▶ [Work to do]
Show all lines that include the string "ohne"; copy each one.

>> start

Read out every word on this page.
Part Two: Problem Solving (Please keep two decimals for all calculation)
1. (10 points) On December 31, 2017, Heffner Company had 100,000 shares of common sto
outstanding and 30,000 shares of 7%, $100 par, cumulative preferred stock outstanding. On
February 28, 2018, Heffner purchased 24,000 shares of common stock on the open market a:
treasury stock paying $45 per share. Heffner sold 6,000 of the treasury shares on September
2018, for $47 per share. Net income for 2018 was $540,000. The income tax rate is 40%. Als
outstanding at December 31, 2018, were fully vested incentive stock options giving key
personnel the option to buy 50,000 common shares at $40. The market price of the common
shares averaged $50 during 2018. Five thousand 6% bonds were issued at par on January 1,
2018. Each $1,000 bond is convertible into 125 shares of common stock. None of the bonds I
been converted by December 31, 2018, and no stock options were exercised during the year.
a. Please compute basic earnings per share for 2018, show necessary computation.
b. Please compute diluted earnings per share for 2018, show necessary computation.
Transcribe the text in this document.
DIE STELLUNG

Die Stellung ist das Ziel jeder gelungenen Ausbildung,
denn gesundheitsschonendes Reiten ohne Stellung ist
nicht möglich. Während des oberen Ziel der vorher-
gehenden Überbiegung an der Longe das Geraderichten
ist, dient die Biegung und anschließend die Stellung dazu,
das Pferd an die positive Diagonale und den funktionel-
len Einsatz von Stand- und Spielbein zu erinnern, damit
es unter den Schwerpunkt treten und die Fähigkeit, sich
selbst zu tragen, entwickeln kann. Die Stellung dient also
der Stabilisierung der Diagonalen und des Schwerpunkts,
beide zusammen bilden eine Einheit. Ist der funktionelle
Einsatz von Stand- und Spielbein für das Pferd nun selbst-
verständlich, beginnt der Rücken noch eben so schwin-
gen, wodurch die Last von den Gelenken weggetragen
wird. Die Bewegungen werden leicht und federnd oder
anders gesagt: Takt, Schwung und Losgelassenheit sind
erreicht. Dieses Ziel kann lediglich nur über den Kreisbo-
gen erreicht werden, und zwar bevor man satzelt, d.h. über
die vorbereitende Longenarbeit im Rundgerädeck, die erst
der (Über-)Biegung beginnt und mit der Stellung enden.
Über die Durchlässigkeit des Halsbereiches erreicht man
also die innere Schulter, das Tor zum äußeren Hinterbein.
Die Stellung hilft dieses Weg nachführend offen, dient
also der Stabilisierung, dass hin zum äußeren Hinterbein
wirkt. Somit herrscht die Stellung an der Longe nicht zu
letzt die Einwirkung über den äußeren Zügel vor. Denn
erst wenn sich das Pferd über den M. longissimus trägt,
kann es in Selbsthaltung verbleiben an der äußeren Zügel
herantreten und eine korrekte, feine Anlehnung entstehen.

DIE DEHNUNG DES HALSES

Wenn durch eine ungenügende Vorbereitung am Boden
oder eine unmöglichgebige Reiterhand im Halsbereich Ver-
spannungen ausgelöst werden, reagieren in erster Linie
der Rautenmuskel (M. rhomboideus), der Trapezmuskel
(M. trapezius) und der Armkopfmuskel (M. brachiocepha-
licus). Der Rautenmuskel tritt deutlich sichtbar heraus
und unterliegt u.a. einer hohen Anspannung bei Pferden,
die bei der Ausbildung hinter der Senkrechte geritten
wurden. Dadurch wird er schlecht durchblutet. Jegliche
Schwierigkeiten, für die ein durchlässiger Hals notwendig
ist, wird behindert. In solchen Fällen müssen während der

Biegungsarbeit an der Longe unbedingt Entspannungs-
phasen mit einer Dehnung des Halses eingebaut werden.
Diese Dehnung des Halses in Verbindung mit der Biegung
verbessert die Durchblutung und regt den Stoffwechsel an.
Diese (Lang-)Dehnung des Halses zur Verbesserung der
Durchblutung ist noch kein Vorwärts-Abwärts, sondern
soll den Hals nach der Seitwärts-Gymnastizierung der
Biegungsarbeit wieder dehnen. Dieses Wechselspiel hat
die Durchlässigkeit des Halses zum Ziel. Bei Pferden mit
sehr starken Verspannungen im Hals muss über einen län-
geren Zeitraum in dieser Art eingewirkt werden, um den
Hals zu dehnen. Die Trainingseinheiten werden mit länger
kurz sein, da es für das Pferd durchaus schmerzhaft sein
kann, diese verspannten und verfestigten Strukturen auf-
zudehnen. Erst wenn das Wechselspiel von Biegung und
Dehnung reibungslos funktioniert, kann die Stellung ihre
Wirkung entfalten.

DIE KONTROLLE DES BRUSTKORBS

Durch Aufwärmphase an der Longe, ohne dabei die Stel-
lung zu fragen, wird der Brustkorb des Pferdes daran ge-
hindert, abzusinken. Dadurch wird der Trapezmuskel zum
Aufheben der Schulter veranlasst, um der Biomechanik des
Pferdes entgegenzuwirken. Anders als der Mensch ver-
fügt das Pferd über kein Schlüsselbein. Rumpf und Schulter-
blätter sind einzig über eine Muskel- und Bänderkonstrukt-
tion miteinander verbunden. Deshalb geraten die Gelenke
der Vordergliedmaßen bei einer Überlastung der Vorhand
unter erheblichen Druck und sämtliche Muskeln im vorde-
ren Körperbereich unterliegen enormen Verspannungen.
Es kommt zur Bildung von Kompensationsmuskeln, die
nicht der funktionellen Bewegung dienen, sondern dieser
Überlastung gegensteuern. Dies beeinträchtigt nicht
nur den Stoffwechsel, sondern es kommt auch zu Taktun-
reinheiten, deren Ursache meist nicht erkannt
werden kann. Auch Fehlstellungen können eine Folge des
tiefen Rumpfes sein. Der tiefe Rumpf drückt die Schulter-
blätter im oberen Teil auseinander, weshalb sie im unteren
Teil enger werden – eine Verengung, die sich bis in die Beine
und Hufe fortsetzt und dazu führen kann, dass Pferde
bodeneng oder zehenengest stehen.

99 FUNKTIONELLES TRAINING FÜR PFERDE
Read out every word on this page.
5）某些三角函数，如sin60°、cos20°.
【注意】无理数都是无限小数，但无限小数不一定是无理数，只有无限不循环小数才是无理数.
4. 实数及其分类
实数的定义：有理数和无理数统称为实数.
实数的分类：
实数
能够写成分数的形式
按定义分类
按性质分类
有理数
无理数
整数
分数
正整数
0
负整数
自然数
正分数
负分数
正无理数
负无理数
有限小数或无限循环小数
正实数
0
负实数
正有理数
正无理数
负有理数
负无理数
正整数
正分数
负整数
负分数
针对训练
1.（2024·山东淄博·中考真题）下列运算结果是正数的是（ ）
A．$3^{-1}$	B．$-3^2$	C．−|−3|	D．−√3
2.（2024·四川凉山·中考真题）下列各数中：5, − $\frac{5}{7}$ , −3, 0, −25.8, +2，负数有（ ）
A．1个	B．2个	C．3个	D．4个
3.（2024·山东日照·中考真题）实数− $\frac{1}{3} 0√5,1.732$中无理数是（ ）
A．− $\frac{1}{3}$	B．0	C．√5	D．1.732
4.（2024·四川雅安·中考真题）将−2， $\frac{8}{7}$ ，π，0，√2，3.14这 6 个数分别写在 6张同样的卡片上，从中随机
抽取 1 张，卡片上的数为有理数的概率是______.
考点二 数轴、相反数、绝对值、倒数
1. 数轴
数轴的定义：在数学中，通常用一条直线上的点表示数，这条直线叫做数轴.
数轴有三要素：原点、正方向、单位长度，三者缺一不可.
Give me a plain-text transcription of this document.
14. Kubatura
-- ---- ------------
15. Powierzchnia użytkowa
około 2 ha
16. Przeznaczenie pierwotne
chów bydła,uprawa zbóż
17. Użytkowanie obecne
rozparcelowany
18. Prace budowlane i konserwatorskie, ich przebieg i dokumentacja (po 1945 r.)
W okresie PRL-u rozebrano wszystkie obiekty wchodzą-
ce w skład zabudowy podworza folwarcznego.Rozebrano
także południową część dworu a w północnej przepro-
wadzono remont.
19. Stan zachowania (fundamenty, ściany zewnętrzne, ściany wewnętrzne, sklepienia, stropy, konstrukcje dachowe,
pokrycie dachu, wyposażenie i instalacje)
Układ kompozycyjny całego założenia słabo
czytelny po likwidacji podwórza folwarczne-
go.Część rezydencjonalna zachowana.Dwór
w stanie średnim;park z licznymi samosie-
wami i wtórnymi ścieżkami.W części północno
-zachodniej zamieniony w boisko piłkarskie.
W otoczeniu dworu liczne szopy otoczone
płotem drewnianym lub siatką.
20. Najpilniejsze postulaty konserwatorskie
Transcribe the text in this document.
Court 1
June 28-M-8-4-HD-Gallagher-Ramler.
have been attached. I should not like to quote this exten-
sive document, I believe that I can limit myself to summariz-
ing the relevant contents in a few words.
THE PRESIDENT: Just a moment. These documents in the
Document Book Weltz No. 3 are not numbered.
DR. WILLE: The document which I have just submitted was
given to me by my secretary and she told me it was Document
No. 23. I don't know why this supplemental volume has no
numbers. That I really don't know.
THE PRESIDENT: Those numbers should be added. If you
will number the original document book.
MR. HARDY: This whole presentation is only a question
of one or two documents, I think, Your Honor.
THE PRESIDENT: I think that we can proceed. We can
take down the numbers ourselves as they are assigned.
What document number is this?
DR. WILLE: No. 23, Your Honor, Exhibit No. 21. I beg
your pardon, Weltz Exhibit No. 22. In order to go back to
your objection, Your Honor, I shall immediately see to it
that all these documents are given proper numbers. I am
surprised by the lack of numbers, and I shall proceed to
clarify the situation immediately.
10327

>> end

▶ [Exercise output]
denn gesundheitsschonendes Reiten ohne Stellung ist
Durch Aufwärmphase an der Longe, ohne dabei die Stel-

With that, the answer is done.